:: Estratto della pagina ::

Il Tempo e lo Spazio concetti reali ed astratti allo stesso tempo, sui quali diversi teorici hanno tentato di dare una spiegazione nel corso dei secoli. Anche nella scena musicale c’è chi si interroga su questi concetti, per proporre una spiegazione.

Al microfono di Patrizio Longo incontriamo Simone Paglia dei Naguère per raccontare questo percorso sonoro scandito in quei paesaggi, quasi incantati, che offre la Campania. Bentrovato Simone?

Ciao Patrizio, grazie a te dell’invito.

 

Quando racconti della vostra terra la descrivi con queste parole: «in quei paesaggi incontaminati dove la natura e i suoi profumi scandiscono costantemente gli attimi, che si perdono nei lunghi corridoi della memoria.». La vostra musica subisce un’influenza diretta della terra in cui vivete?

:::

» **Compito richiesto A**:
Secondo l'intervista, di quale gruppo fa parte Simone Paglia?
» **Compito richiesto B**:
Scrivi il seguito dell'intervista, cominciando con la risposta di Simone Paglia all'ultima domanda.
Le righe di annotazione non hanno alcun ruolo in quanto richiesto qui.

:: Estratti dei dati ::

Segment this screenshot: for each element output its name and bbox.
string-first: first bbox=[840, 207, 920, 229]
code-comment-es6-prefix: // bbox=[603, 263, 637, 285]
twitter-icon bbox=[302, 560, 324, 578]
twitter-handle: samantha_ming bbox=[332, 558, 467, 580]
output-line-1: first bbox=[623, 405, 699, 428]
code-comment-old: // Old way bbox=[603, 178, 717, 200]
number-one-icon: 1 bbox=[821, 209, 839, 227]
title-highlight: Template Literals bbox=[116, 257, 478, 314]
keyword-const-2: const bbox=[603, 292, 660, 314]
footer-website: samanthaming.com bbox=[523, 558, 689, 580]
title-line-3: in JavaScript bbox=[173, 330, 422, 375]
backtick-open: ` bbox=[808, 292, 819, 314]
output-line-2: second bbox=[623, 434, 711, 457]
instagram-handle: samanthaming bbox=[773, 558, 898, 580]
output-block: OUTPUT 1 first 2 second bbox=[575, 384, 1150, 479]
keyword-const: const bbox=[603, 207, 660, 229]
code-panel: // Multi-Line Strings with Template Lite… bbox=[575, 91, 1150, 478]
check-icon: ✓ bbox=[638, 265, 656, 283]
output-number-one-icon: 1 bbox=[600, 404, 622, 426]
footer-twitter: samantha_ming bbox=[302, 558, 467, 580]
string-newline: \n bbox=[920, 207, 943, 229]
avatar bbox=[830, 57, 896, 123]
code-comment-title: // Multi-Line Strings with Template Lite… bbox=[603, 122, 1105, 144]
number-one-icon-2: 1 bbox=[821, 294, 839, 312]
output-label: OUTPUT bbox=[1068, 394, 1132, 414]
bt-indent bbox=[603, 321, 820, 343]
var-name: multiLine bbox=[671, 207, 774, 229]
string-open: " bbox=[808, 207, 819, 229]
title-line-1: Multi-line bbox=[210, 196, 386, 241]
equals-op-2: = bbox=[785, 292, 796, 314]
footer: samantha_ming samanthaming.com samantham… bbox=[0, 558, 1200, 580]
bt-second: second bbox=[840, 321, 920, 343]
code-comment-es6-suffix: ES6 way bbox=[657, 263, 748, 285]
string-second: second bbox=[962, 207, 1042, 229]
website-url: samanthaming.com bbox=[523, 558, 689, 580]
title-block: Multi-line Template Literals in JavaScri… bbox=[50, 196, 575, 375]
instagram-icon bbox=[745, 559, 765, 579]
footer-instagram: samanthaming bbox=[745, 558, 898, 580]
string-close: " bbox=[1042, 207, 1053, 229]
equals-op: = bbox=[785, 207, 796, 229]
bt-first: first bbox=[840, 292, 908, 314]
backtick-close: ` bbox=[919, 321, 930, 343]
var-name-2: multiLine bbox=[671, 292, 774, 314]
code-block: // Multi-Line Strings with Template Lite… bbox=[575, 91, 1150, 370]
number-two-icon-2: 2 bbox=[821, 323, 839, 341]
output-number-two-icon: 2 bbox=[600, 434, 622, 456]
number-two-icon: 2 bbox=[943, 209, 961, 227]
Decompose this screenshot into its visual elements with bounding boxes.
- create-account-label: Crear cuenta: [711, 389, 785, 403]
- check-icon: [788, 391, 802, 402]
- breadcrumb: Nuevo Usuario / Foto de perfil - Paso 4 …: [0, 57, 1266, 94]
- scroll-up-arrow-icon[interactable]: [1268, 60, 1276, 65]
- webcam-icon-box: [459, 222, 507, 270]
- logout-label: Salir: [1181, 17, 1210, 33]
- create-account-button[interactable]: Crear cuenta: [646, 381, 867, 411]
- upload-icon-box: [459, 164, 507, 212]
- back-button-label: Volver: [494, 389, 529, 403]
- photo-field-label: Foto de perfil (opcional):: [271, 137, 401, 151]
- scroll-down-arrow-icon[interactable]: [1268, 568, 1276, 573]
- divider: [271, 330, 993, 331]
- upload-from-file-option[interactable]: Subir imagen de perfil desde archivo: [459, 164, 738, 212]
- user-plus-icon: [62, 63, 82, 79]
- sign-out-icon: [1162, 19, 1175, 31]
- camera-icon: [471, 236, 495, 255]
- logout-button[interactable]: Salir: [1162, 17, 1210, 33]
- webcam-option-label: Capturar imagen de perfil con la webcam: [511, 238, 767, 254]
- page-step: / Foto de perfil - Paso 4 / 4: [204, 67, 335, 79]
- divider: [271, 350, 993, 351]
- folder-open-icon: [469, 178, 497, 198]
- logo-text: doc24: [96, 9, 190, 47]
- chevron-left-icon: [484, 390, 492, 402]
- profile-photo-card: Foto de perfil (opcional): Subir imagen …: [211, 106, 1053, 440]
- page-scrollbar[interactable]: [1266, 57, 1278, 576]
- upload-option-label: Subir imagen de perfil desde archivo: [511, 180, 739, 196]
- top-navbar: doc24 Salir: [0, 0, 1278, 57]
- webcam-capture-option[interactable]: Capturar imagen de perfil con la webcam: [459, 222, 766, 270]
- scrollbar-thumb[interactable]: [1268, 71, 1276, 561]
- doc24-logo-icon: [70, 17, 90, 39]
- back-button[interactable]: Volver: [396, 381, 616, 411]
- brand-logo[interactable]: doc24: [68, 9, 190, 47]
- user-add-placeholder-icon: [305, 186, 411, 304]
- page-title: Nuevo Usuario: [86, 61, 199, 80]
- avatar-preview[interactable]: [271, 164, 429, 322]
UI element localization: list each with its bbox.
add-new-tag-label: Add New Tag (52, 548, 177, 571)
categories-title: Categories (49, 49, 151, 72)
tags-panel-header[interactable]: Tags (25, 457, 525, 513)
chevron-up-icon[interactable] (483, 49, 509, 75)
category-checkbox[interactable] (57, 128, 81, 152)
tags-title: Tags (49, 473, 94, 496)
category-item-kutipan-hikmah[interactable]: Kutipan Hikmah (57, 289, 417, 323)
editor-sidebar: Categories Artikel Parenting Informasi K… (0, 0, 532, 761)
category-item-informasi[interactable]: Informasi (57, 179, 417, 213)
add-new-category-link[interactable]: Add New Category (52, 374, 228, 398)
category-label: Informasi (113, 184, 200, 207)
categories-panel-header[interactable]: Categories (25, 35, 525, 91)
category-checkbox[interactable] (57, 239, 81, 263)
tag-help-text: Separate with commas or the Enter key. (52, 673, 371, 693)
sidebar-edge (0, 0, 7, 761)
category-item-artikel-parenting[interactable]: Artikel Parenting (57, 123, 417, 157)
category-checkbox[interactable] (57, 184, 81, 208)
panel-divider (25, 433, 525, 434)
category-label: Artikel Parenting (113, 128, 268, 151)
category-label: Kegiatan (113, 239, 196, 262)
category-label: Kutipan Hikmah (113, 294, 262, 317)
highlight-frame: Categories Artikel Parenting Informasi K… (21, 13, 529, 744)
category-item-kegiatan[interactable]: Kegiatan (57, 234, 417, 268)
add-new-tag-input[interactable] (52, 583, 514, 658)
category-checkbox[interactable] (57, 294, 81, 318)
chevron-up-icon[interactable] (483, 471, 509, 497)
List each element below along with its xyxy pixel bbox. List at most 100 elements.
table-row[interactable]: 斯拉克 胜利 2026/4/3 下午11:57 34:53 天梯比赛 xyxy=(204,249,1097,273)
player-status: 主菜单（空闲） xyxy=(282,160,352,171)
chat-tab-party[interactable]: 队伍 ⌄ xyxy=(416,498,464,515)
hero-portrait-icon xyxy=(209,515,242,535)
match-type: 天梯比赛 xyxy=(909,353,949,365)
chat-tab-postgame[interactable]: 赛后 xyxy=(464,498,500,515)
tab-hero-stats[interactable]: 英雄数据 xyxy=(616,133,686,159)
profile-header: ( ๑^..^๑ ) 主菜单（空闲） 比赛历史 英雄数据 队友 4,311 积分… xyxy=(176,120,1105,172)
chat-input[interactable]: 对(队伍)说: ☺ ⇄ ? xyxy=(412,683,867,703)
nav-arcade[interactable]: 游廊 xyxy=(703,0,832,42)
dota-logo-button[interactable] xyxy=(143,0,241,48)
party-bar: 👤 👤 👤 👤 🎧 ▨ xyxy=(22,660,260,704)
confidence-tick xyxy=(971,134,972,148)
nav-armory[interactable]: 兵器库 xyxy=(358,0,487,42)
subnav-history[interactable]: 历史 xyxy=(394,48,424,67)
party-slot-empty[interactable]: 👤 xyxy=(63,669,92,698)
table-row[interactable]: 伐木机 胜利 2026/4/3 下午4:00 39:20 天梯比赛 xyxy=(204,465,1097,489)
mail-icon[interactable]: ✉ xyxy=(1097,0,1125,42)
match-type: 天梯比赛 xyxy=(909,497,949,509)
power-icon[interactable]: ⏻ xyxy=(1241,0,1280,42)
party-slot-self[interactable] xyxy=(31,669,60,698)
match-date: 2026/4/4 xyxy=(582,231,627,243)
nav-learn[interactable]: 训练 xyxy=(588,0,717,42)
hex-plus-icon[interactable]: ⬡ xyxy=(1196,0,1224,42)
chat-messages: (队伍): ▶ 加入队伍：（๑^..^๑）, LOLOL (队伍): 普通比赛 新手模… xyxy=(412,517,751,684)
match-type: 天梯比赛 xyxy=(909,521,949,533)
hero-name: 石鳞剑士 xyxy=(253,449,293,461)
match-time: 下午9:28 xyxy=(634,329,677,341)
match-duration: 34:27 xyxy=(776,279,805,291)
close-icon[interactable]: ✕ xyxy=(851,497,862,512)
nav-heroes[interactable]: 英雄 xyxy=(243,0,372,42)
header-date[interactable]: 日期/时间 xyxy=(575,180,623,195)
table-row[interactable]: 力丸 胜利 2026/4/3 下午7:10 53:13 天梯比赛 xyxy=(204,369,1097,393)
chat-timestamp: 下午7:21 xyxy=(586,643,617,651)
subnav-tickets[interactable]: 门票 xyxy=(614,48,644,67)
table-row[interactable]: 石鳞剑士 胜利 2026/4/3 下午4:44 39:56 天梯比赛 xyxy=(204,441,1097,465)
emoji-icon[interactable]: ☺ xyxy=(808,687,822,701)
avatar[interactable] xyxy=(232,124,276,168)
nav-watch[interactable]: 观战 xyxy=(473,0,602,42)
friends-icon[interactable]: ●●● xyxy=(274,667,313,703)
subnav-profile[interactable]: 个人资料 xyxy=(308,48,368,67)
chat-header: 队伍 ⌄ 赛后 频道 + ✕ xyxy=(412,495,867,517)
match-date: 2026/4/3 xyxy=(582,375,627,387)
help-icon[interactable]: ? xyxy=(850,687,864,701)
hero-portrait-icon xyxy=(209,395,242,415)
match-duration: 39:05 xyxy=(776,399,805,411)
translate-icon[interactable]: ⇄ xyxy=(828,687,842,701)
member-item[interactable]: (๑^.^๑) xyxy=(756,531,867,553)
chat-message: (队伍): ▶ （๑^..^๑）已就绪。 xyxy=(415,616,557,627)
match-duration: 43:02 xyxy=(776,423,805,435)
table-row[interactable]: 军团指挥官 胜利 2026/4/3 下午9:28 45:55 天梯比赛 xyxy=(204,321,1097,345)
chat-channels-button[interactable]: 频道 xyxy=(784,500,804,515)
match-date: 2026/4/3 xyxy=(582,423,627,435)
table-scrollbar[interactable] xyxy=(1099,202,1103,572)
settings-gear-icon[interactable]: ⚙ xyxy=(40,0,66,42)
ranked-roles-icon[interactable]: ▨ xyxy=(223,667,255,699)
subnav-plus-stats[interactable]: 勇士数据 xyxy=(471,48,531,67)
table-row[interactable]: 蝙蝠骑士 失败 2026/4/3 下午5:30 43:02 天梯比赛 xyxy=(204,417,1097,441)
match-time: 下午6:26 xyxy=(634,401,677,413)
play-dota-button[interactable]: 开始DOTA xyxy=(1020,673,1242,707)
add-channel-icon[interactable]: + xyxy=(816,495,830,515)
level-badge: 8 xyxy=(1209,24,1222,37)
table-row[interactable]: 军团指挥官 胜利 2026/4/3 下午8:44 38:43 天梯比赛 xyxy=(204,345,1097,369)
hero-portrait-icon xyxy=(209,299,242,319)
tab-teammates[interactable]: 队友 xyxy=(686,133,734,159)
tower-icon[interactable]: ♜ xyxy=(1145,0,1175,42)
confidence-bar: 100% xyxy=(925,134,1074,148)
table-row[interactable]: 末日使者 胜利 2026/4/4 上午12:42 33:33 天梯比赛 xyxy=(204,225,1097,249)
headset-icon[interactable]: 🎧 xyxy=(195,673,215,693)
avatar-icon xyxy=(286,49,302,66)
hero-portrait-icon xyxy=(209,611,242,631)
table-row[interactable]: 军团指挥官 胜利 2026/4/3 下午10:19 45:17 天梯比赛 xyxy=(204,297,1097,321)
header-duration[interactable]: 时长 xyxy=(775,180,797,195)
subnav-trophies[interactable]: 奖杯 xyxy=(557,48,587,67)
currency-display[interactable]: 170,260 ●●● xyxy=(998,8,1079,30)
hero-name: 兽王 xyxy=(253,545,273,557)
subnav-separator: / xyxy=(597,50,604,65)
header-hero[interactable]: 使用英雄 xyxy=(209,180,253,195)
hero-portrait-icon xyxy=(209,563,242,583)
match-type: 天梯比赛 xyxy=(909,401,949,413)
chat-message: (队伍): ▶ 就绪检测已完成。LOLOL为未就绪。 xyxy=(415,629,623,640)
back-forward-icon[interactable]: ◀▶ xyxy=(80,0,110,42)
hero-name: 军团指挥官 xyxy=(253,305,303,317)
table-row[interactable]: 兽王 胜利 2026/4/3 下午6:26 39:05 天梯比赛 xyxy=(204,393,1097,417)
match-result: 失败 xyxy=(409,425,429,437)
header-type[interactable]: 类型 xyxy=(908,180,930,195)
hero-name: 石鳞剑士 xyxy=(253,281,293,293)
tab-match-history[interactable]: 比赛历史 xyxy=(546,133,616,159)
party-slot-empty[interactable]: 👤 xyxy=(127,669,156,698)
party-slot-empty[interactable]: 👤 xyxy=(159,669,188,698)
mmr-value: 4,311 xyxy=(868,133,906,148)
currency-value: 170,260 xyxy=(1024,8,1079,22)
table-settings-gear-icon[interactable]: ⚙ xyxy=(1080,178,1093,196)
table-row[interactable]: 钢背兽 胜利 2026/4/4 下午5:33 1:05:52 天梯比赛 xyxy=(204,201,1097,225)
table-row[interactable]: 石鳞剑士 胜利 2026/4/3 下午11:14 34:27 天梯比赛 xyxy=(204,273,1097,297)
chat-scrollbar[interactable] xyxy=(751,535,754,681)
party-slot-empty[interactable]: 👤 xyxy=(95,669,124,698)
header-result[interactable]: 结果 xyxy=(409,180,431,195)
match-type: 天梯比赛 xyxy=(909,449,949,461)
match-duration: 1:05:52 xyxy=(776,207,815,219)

:::

» **Risultato atteso A**:
Dei Naguère.

» **Risultato atteso B**:
L’ispirazione spesso proviene dagli elementi della nostra terra: la natura incontaminata, il paesaggio che ogni giorno percorriamo, lo scorrere di un fiume, spaziare con lo sguardo sugli orizzonti delle nostre terre, sono tutti stimoli per i pensieri, che a loro volta confluiscono nella musica. E la cosa più interessante di questo aspetto è che ogni elemento costituisce una sorta di riferimento temporale che ci fa rendere conto del tempo che passa. I ricordi, costituiti da immagini, profumi, sapori e suoni, quando ritornano alla luce, ci permettono di ridefinire il confine irrazionale tra il “passato” e il “presente”, tra ciò che è con noi e ciò che abbiamo perduto.

Quando nasce il progetto Naguère e cosa significa questo nome?

Il progetto Naguère nasce quando 4 musicisti, dopo una lunga gavetta trascorsa in vari progetti musicali, decidono di affrontare un nuovo percorso artistico. E’ stata una vera e propria necessità, che ci spingeva ad iniziare a raccontare il mondo visto con i nostri occhi, elaborato con i nostri pensieri e trasformato nella nostra musica. Il nome “Naguère” deriva da un avverbio francese che dà il titolo all’opera del poeta francese Paul Verlaine Jadis et Naguère, traducibile in “poco fa” o meglio in “recentemente”, avverbio quest’ultimo dal quale prende il nome l’ultimo Ep. La scelta di questo nome, peraltro caduta in un contesto diverso da quello dell’attuale band, è stata fatta soprattutto per la sonorità suggerita dalla parola, dalle melodie che nascevano nella sua pronuncia. Ed è interessante come per puro caso, ci siamo ritrovati ad avere un nome che si riallacciasse ai concetti trattati nei nostri testi, come appunto quello del “tempo”.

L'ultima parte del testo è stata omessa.